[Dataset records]
- - -

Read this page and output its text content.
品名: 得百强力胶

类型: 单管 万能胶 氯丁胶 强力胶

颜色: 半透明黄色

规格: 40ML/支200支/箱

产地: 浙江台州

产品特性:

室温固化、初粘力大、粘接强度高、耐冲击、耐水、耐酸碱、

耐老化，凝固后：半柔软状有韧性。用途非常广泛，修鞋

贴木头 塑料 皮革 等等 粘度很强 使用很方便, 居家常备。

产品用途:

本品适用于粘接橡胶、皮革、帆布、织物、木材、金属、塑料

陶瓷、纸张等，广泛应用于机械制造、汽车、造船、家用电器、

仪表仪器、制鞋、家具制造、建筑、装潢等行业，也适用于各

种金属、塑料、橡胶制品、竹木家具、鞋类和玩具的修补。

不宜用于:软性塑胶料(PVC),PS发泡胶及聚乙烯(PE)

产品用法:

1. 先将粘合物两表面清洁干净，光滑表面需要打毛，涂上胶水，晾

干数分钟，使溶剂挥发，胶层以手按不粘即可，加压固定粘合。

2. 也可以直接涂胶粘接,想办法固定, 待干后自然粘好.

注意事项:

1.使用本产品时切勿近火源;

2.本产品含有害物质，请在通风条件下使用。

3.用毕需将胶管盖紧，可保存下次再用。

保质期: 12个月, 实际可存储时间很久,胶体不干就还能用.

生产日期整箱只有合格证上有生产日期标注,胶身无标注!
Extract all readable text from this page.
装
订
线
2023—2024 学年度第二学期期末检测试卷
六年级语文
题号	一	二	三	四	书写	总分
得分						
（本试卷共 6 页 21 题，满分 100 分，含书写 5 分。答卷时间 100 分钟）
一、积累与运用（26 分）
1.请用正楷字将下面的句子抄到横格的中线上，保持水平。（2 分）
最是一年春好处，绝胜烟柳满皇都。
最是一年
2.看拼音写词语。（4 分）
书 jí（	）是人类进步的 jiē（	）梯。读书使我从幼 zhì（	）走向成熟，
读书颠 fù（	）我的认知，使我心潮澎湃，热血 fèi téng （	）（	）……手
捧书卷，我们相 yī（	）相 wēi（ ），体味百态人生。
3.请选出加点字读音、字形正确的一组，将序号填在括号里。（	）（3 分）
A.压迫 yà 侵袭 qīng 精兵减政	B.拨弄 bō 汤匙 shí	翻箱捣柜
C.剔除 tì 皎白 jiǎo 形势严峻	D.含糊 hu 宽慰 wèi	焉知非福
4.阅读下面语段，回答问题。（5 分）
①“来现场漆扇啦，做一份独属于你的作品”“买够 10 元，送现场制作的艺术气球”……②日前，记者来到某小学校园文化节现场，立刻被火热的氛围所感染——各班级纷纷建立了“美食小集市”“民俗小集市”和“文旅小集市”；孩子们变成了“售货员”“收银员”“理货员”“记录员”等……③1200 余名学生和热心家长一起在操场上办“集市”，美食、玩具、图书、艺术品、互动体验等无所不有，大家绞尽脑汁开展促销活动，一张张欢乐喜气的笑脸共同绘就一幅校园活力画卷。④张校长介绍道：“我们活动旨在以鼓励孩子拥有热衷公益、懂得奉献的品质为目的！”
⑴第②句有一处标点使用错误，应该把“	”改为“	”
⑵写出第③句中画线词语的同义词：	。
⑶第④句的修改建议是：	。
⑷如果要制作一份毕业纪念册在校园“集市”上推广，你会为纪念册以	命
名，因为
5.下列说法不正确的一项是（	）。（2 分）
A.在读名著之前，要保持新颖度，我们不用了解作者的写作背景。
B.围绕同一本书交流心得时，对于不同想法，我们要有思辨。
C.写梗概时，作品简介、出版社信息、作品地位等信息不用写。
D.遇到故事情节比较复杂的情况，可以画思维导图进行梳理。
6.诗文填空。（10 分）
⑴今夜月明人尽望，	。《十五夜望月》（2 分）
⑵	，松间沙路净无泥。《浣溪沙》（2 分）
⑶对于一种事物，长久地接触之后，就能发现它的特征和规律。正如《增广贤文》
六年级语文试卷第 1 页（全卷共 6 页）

- - -

## Goal of the exercise
Above are some records. Print them all exactly.

## Written answer
Read this page and output its text content.
品名: 得百强力胶

类型: 单管 万能胶 氯丁胶 强力胶

颜色: 半透明黄色

规格: 40ML/支200支/箱

产地: 浙江台州

产品特性:

室温固化、初粘力大、粘接强度高、耐冲击、耐水、耐酸碱、

耐老化，凝固后：半柔软状有韧性。用途非常广泛，修鞋

贴木头 塑料 皮革 等等 粘度很强 使用很方便, 居家常备。

产品用途:

本品适用于粘接橡胶、皮革、帆布、织物、木材、金属、塑料

陶瓷、纸张等，广泛应用于机械制造、汽车、造船、家用电器、

仪表仪器、制鞋、家具制造、建筑、装潢等行业，也适用于各

种金属、塑料、橡胶制品、竹木家具、鞋类和玩具的修补。

不宜用于:软性塑胶料(PVC),PS发泡胶及聚乙烯(PE)

产品用法:

1. 先将粘合物两表面清洁干净，光滑表面需要打毛，涂上胶水，晾

干数分钟，使溶剂挥发，胶层以手按不粘即可，加压固定粘合。

2. 也可以直接涂胶粘接,想办法固定, 待干后自然粘好.

注意事项:

1.使用本产品时切勿近火源;

2.本产品含有害物质，请在通风条件下使用。

3.用毕需将胶管盖紧，可保存下次再用。

保质期: 12个月, 实际可存储时间很久,胶体不干就还能用.

生产日期整箱只有合格证上有生产日期标注,胶身无标注!
Extract all readable text from this page.
装
订
线
2023—2024 学年度第二学期期末检测试卷
六年级语文
题号	一	二	三	四	书写	总分
得分						
（本试卷共 6 页 21 题，满分 100 分，含书写 5 分。答卷时间 100 分钟）
一、积累与运用（26 分）
1.请用正楷字将下面的句子抄到横格的中线上，保持水平。（2 分）
最是一年春好处，绝胜烟柳满皇都。
最是一年
2.看拼音写词语。（4 分）
书 jí（	）是人类进步的 jiē（	）梯。读书使我从幼 zhì（	）走向成熟，
读书颠 fù（	）我的认知，使我心潮澎湃，热血 fèi téng （	）（	）……手
捧书卷，我们相 yī（	）相 wēi（ ），体味百态人生。
3.请选出加点字读音、字形正确的一组，将序号填在括号里。（	）（3 分）
A.压迫 yà 侵袭 qīng 精兵减政	B.拨弄 bō 汤匙 shí	翻箱捣柜
C.剔除 tì 皎白 jiǎo 形势严峻	D.含糊 hu 宽慰 wèi	焉知非福
4.阅读下面语段，回答问题。（5 分）
①“来现场漆扇啦，做一份独属于你的作品”“买够 10 元，送现场制作的艺术气球”……②日前，记者来到某小学校园文化节现场，立刻被火热的氛围所感染——各班级纷纷建立了“美食小集市”“民俗小集市”和“文旅小集市”；孩子们变成了“售货员”“收银员”“理货员”“记录员”等……③1200 余名学生和热心家长一起在操场上办“集市”，美食、玩具、图书、艺术品、互动体验等无所不有，大家绞尽脑汁开展促销活动，一张张欢乐喜气的笑脸共同绘就一幅校园活力画卷。④张校长介绍道：“我们活动旨在以鼓励孩子拥有热衷公益、懂得奉献的品质为目的！”
⑴第②句有一处标点使用错误，应该把“	”改为“	”
⑵写出第③句中画线词语的同义词：	。
⑶第④句的修改建议是：	。
⑷如果要制作一份毕业纪念册在校园“集市”上推广，你会为纪念册以	命
名，因为
5.下列说法不正确的一项是（	）。（2 分）
A.在读名著之前，要保持新颖度，我们不用了解作者的写作背景。
B.围绕同一本书交流心得时，对于不同想法，我们要有思辨。
C.写梗概时，作品简介、出版社信息、作品地位等信息不用写。
D.遇到故事情节比较复杂的情况，可以画思维导图进行梳理。
6.诗文填空。（10 分）
⑴今夜月明人尽望，	。《十五夜望月》（2 分）
⑵	，松间沙路净无泥。《浣溪沙》（2 分）
⑶对于一种事物，长久地接触之后，就能发现它的特征和规律。正如《增广贤文》
六年级语文试卷第 1 页（全卷共 6 页）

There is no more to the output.